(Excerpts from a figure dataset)
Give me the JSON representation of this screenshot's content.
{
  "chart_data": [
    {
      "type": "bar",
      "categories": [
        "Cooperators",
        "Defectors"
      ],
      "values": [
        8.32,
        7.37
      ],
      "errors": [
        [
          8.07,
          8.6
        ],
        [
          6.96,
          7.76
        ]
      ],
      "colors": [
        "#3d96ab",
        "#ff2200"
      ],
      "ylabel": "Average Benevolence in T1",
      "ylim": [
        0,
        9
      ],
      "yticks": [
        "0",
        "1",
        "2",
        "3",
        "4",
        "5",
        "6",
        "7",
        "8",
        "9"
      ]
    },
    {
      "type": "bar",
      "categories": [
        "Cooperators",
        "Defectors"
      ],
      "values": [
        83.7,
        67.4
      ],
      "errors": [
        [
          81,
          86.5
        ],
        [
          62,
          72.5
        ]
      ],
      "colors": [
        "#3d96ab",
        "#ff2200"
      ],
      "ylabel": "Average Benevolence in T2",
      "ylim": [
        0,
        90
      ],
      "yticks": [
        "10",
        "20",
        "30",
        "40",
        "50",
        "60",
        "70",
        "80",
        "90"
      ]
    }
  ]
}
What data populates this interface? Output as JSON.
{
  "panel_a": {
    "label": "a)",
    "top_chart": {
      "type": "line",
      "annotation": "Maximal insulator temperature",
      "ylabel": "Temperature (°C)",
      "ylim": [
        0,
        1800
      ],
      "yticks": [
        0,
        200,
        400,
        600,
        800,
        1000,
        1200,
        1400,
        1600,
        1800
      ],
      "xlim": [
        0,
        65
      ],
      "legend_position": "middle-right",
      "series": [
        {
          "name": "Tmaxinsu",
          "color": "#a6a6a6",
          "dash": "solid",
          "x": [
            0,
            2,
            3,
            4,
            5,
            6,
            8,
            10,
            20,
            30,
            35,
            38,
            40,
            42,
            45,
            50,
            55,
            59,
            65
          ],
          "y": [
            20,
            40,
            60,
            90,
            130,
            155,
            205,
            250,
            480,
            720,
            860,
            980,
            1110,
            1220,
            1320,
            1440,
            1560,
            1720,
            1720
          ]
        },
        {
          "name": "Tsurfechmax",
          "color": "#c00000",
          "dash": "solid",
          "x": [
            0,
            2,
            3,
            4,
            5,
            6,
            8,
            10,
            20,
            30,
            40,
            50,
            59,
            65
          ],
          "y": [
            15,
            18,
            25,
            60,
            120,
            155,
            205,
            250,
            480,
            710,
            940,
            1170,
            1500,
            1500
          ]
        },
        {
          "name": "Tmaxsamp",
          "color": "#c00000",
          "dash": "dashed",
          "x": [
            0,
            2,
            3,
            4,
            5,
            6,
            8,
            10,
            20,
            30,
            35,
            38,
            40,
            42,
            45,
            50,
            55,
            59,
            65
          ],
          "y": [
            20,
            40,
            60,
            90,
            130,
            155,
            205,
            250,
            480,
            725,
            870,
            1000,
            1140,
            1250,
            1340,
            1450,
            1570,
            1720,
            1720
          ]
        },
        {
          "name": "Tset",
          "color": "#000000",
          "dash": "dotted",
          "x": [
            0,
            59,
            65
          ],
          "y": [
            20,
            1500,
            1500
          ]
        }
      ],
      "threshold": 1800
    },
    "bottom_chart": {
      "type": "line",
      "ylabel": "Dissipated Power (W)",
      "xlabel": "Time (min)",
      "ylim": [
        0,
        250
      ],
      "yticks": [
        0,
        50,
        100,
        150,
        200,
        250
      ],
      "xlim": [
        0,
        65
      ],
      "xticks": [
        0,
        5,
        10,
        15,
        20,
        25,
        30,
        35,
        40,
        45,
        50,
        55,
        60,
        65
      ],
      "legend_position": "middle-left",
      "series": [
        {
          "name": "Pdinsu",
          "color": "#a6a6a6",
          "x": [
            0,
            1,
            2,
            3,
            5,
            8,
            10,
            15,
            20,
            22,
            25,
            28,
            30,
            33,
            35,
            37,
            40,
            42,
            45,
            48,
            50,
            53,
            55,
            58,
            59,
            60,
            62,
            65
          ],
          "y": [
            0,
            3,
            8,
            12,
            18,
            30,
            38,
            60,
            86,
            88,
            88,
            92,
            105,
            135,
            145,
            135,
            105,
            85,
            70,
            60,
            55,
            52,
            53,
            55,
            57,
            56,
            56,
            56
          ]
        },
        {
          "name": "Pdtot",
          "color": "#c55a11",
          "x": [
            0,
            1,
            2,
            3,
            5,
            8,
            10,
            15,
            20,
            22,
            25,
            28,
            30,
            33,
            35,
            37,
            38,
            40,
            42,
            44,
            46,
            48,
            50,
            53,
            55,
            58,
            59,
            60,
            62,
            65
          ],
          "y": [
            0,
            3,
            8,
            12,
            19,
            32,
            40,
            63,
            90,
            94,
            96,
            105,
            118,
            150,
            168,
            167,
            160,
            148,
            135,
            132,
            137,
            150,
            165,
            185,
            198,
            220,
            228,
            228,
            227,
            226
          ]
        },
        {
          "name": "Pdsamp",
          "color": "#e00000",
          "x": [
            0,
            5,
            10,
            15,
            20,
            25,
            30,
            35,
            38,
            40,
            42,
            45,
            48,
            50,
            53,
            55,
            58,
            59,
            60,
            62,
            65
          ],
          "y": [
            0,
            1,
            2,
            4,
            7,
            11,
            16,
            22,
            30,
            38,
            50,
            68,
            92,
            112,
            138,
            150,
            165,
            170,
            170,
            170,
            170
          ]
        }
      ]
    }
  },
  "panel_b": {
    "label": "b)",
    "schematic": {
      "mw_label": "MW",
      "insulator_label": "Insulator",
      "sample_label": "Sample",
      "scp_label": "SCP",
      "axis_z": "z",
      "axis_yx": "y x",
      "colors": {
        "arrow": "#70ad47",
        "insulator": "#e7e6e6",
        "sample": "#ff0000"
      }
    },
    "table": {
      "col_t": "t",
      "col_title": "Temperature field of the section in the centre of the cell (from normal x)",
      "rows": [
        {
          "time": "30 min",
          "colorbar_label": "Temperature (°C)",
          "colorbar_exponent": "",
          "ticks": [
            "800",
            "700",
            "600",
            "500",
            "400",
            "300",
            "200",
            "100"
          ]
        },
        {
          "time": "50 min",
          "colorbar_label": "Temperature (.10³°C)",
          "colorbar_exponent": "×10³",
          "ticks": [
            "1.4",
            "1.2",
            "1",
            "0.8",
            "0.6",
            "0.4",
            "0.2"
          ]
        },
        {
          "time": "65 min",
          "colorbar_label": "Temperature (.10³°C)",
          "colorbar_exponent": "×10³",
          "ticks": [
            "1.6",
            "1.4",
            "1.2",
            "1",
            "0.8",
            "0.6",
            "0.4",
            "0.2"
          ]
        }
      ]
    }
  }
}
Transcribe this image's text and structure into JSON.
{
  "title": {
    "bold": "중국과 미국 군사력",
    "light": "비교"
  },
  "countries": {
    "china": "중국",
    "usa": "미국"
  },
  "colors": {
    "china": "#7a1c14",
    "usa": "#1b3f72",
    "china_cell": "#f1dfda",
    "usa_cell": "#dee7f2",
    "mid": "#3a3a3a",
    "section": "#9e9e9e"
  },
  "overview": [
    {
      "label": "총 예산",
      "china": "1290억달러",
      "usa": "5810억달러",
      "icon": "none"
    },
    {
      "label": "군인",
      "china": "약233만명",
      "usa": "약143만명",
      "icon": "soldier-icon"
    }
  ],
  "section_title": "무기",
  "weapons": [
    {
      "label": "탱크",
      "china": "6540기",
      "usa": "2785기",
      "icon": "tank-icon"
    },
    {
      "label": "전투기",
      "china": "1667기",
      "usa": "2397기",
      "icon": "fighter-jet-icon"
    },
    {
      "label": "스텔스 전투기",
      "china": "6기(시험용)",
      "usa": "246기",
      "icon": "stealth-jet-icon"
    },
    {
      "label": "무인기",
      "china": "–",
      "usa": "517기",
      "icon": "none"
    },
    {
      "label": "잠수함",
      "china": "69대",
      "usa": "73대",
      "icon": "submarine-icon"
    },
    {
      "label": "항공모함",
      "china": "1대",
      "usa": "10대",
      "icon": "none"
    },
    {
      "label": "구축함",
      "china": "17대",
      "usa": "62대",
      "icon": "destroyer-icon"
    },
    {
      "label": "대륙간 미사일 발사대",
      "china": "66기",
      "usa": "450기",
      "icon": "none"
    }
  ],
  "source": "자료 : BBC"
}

* **Written exercise**: Tell how many lines of the data include the word "ylabel", and nothing else.

* **Complete output**: 4